-- Work task A --
Name every person mentioned in the bioenergy conference article.
-- Work task B --
In the bioenergy conference article, reproduce word for word everything from "Smith said he" down to "grow bigger, faster.".

-- Passage --

ORONO, Maine – Ryan Smith does not own a woodlot, nor does he operate a sawmill.
ORONO, Maine – Ryan Smith does not own a woodlot, nor does he operate a sawmill.But the president of a Riverview-based nutraceutical company is as interested in the energy potential of leftover wood products as any attending the Atlantica Bioenergy Task Force research and development conference in Maine.
The task force meetings, which began Tuesday night and will finish Thursday, are the culmination of months of research by 22 stakeholders into bioenergy technology and policy opportunities for an industry that has long depended on the Acadian forests of New Brunswick, Nova Scotia and Maine and has struggled of late to turn a profit.
Smith, like those in forestry, is harvesting material from the woods and operating industrial processes that could benefit from biomass technology.
He spoke on a chartered bus ride to Orono, Maine, during breaks in his marketing work on a laptop computer, about why the future of bioenergy in Atlantica matters to him and his company, Chatham Biotec Ltd.
“What we’ll be inclined to do in the future is take the wood and use it to operate our boiler in the plant,” Smith said.
His company cultivates wild Canada yew – commonly known as ground hemlock – from forests in New Brunswick, Ontario, Quebec and the eastern United States and extracts a medicinal ingredient used to make drugs that fight cancer and other diseases in his Shippagan plant.
Attached to the hemlock greens that contain the pharmaceutical compounds are small branches that become scrap wood Smith ends up shipping en masse to fuel a bioenergy plant in Maine.
He wants to use his company’s wood waste in a future biomass burner, maybe a pellet-fired boiler, he said, which would provide steam and heat for a new extracting plant he has planned for Moncton.
The solution is both cost-effective and more environmentally friendly than running operations off an oil burner.
“Whenever you look at building a plant or product, you don’t want any waste,” Smith said.
“You want to build something that is green nowadays.”
Smith said he hopes at the three-day conference, hosted by the University of Maine, he will pair up with a company interested in harvesting wood where Chatham Biotec collects Canada yew.
He said research has shown that with a few less trees around, sunlight reaches the shrubs he’s interested in and they grow bigger, faster.
Smith wants a partnership that will add to that body of research.
The Orono gathering will provide ample opportunity for Smith and other industry leaders to meet with researchers from universities across the region, here to vet four technologies proposed by the task force for the region’s industry.
Richard Isnor, who was riding the bus to Orono as manager for the Natural Sciences and Engineering Research Council of Canada’s Atlantic office in Moncton, said he hopes to watch industry partner with academia on new bioenergy projects that could apply to his organization for funding.
Two of the agency’s national competitions – the collaborative research and development program and the strategic network program – offer about $150,000 to $200,000 and $5 million respectively for projects that pair academic research with industry.
Isnor said researchers from New Brunswick and Nova Scotia should see the conference as a chance to tap into the wealth of knowledge Maine already has on bioenergy.
“The bioenergy sector is already established here,” Isnor said.
Mysore G. Satish, the associate dean in Dalhousie University’s engineering faculty, said he was on his way to Maine to do just what Isnor recommended – see where engineers and business professors can contribute to regional bioenergy research.
Two professors at his university worked recently with a consultant to analyze the potential in Nova Scotia’s Annapolis Valley for woodlot owners to turn bits of wood and bark and other products leftover from logging into energy.
“There are a lot of waste products in wood,” Satish said, pointing to Sweden’s advanced application of technology to turn biomass into energy as a model to which Atlantica should aspire.
“They have made this into a science, how best to use wood,” Satish said.

(Page segmentation data)

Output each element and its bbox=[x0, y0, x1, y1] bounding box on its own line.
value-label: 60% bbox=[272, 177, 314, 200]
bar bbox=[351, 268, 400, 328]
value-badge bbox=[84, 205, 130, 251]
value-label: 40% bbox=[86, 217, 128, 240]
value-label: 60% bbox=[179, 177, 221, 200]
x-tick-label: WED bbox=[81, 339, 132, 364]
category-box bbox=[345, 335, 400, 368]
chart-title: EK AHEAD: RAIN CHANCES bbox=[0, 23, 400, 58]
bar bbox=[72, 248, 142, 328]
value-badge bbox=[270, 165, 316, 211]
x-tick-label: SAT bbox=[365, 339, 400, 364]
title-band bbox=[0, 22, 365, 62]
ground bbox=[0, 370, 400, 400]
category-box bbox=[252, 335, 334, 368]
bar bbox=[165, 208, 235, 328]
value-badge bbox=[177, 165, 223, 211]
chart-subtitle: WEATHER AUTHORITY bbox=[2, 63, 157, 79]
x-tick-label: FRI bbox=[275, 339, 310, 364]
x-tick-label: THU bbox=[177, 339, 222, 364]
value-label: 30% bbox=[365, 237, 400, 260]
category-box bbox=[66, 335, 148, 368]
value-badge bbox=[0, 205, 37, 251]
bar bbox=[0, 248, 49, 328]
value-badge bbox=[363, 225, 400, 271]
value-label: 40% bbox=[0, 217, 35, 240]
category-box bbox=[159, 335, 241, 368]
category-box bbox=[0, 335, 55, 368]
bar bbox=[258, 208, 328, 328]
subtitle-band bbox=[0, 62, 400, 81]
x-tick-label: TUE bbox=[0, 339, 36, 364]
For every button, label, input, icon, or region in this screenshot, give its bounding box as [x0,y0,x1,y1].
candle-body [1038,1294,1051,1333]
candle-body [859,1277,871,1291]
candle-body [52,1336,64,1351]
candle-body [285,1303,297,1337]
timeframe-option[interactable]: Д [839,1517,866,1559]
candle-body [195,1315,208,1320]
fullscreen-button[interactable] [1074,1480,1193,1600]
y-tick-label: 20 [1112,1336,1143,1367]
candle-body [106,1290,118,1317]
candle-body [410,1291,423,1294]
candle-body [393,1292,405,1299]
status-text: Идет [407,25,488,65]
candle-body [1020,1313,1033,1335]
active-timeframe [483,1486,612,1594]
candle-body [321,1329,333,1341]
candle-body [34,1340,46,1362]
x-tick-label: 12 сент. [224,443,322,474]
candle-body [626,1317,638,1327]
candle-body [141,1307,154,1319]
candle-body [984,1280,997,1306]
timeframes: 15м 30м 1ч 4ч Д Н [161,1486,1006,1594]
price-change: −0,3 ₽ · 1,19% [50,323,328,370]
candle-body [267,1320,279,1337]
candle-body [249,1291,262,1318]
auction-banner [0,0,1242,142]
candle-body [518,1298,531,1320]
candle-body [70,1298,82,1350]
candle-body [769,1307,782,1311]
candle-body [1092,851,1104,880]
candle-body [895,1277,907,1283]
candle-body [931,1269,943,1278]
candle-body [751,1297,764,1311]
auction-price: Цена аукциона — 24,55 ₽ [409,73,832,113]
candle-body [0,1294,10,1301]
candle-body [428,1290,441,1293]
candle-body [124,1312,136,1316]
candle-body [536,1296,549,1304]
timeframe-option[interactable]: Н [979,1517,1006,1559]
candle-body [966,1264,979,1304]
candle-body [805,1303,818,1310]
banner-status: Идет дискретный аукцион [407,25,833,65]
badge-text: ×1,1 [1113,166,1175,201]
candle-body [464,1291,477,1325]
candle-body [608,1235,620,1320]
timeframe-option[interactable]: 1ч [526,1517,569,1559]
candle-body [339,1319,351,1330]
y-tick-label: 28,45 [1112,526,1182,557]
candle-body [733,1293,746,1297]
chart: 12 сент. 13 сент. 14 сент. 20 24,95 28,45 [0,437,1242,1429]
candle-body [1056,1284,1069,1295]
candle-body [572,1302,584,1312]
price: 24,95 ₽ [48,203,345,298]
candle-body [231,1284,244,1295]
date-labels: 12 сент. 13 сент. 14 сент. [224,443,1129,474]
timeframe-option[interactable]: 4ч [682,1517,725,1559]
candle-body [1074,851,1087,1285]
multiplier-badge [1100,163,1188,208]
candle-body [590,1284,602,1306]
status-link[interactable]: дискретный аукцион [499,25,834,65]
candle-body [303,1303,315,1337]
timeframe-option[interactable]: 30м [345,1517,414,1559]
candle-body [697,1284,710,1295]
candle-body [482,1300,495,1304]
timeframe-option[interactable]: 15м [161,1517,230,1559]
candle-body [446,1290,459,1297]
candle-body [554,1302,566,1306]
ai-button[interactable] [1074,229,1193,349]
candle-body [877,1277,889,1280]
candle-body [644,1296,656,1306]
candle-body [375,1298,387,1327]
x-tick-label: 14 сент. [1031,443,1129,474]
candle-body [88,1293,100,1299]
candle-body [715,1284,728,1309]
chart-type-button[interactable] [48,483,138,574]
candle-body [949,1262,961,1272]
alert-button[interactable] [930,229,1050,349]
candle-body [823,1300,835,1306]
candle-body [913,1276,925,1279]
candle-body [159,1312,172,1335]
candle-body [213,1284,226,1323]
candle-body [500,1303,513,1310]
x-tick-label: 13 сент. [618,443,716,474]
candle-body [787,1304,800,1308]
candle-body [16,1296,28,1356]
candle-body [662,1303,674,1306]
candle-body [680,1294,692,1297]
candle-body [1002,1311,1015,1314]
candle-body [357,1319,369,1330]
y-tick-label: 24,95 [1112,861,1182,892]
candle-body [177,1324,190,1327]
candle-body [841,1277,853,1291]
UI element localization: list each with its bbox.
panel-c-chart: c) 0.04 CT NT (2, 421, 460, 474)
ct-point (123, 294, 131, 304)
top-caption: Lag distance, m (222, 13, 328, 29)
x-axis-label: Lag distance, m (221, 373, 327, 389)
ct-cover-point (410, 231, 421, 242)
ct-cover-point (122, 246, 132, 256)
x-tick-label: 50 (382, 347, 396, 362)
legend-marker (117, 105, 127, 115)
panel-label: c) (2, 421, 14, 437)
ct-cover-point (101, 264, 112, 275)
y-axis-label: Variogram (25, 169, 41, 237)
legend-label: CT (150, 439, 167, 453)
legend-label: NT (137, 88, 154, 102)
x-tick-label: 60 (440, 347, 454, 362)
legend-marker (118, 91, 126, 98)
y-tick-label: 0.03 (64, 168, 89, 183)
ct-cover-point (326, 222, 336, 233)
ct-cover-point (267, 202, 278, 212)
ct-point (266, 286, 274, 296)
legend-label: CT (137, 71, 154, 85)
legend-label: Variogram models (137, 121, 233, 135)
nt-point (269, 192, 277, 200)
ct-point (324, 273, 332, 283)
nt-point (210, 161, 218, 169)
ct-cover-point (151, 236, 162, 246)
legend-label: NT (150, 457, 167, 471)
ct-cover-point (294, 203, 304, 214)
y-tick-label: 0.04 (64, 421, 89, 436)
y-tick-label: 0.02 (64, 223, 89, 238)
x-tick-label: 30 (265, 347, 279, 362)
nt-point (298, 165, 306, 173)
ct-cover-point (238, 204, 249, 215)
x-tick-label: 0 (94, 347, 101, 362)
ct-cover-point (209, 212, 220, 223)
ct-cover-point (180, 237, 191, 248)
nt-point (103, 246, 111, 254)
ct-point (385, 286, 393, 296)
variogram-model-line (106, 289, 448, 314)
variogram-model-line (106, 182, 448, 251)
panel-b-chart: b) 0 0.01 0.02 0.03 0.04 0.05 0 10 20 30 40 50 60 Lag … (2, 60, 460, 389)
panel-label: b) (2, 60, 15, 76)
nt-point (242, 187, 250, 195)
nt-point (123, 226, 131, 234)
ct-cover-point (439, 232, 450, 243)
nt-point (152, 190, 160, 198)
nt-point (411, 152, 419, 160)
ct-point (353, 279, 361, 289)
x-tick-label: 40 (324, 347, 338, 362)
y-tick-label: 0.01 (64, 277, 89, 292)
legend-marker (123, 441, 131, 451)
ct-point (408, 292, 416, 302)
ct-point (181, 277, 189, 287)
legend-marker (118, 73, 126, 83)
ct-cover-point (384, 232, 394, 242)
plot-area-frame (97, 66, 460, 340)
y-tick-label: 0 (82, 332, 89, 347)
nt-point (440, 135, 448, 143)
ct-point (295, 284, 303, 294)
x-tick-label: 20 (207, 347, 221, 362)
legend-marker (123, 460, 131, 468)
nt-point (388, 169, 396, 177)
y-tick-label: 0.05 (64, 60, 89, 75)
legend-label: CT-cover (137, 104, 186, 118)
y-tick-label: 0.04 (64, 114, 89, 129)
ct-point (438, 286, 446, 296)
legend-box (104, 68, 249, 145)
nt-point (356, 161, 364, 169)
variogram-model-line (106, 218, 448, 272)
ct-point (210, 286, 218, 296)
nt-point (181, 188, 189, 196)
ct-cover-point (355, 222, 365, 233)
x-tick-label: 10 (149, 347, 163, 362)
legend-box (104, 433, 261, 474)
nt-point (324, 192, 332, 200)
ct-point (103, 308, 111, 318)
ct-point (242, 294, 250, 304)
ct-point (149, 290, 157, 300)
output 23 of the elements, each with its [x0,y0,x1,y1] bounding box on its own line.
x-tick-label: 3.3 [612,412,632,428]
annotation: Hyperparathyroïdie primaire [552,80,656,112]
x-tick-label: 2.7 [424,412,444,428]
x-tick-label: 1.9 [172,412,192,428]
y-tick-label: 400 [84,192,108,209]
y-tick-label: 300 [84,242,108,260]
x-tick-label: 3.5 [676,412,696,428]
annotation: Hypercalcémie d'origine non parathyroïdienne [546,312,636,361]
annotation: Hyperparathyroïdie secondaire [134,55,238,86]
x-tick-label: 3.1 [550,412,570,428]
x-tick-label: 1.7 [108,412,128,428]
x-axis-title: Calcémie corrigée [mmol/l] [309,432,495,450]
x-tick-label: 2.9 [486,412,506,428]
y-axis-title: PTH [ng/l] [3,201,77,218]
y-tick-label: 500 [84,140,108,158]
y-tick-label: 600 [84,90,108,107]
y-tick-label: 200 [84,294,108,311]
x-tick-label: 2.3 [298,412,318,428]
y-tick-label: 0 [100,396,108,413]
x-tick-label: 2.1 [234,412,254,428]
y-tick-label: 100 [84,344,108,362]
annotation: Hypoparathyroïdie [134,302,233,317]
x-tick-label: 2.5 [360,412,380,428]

-- Reply A --
Ryan Smith, Richard Isnor, Mysore G. Satish

-- Reply B --
Smith said he hopes at the three-day conference, hosted by the University of Maine, he will pair up with a company interested in harvesting wood where Chatham Biotec collects Canada yew.
He said research has shown that with a few less trees around, sunlight reaches the shrubs he’s interested in and they grow bigger, faster.